# Saved entries

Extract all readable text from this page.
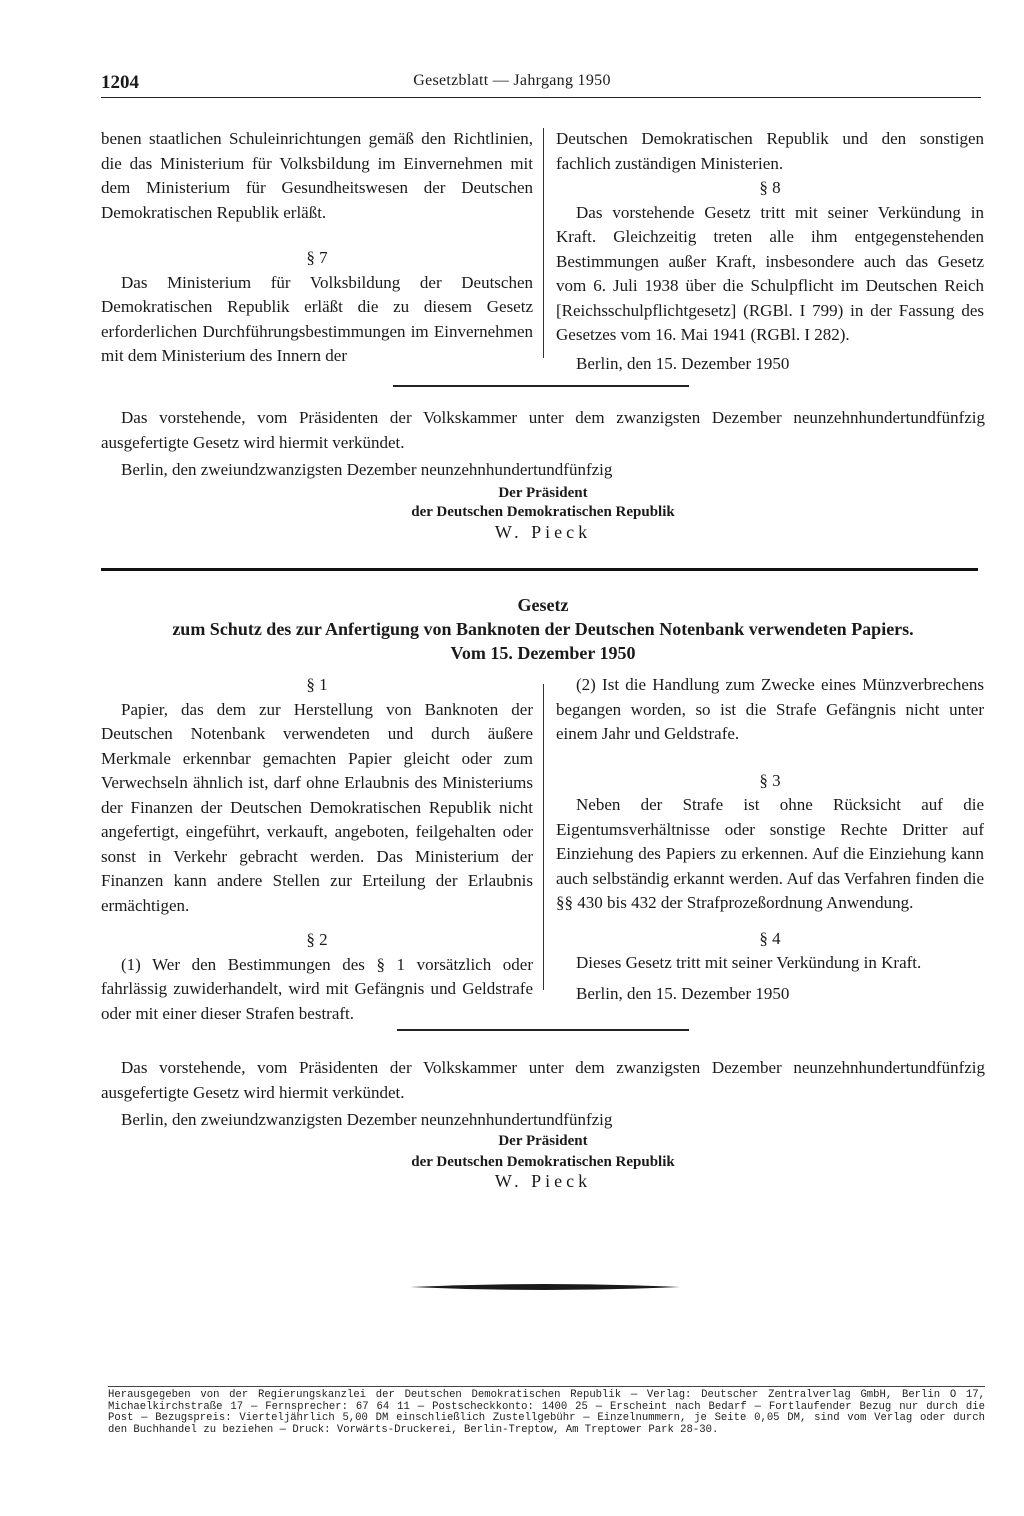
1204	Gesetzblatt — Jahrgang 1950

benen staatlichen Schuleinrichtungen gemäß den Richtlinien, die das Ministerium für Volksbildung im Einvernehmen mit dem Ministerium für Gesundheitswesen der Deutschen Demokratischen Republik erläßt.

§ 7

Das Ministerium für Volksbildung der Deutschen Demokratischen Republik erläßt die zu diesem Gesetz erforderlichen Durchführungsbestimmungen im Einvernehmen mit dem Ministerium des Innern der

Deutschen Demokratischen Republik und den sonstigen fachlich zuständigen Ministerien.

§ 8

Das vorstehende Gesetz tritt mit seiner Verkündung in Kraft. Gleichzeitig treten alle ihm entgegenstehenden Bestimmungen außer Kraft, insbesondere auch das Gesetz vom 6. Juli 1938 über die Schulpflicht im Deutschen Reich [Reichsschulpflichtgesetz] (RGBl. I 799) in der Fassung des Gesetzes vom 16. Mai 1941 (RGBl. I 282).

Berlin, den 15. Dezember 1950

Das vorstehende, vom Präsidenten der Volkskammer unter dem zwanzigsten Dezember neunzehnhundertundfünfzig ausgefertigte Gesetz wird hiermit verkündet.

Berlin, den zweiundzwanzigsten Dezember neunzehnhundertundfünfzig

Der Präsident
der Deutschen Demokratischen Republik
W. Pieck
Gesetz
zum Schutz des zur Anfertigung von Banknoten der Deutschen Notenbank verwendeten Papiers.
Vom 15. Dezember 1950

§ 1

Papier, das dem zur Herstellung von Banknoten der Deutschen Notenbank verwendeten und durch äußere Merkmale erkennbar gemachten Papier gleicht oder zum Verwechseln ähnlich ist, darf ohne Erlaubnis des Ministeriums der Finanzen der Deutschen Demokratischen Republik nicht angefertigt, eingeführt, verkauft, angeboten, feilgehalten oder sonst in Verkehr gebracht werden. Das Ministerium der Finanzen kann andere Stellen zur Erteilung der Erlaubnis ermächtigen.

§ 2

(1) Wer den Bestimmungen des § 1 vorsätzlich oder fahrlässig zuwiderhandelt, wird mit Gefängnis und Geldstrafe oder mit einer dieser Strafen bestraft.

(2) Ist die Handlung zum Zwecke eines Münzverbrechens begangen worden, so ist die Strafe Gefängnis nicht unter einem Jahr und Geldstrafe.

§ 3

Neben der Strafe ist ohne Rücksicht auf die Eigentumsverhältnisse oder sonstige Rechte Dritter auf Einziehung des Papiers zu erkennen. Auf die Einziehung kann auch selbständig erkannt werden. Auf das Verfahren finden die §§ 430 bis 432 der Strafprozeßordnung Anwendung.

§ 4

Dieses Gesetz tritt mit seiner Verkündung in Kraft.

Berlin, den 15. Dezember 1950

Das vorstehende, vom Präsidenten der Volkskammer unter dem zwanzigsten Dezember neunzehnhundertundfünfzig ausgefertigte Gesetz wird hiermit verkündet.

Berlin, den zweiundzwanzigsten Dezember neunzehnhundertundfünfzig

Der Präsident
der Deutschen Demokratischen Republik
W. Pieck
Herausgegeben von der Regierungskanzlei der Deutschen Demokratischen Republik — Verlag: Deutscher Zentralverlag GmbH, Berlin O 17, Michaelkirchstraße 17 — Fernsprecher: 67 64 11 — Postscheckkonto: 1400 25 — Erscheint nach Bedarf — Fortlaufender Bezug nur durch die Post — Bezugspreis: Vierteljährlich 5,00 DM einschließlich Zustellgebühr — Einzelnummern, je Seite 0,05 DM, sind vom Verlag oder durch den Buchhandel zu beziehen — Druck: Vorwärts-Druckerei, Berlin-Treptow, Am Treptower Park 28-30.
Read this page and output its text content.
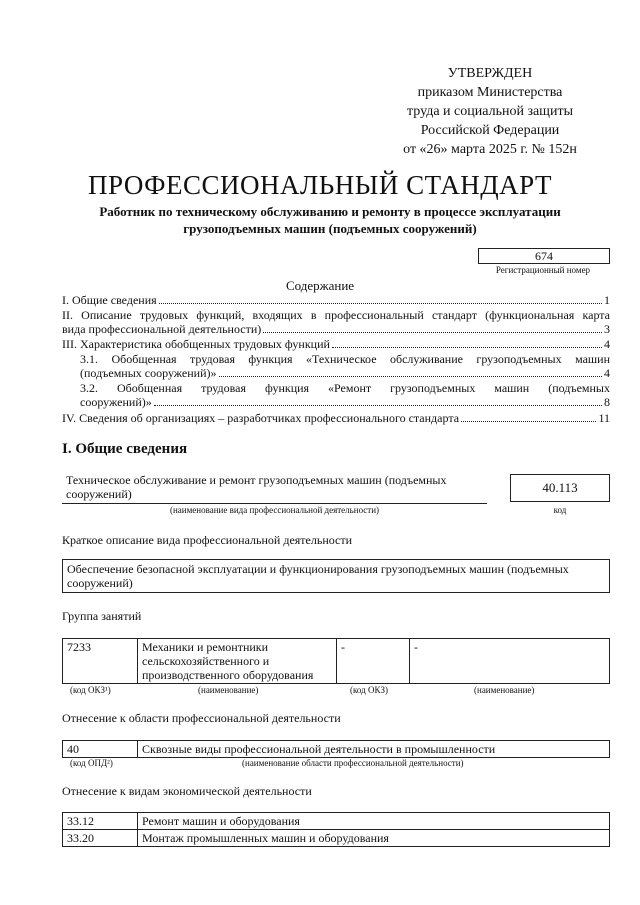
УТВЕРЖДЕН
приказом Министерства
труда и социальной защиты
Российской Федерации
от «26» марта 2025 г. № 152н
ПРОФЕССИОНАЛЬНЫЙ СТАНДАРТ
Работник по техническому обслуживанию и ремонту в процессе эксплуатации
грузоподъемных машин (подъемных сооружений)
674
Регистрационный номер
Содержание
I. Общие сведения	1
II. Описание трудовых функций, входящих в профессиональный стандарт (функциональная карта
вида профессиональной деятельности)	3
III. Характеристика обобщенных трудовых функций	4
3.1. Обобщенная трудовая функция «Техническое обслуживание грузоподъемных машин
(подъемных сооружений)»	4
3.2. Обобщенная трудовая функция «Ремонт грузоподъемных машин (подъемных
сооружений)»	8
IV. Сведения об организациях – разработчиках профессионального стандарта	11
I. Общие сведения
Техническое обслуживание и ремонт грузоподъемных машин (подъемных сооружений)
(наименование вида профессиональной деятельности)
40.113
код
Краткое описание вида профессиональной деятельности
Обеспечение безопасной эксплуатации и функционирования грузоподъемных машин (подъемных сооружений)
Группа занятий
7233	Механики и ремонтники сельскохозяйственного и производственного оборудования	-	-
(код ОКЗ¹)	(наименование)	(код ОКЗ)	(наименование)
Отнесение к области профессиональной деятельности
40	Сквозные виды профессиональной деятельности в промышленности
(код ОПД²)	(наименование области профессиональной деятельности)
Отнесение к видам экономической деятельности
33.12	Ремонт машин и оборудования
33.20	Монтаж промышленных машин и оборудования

# Short task
From the records above, work out how many lines contain the string "оборудования". Give only the number.

# Exercise response
3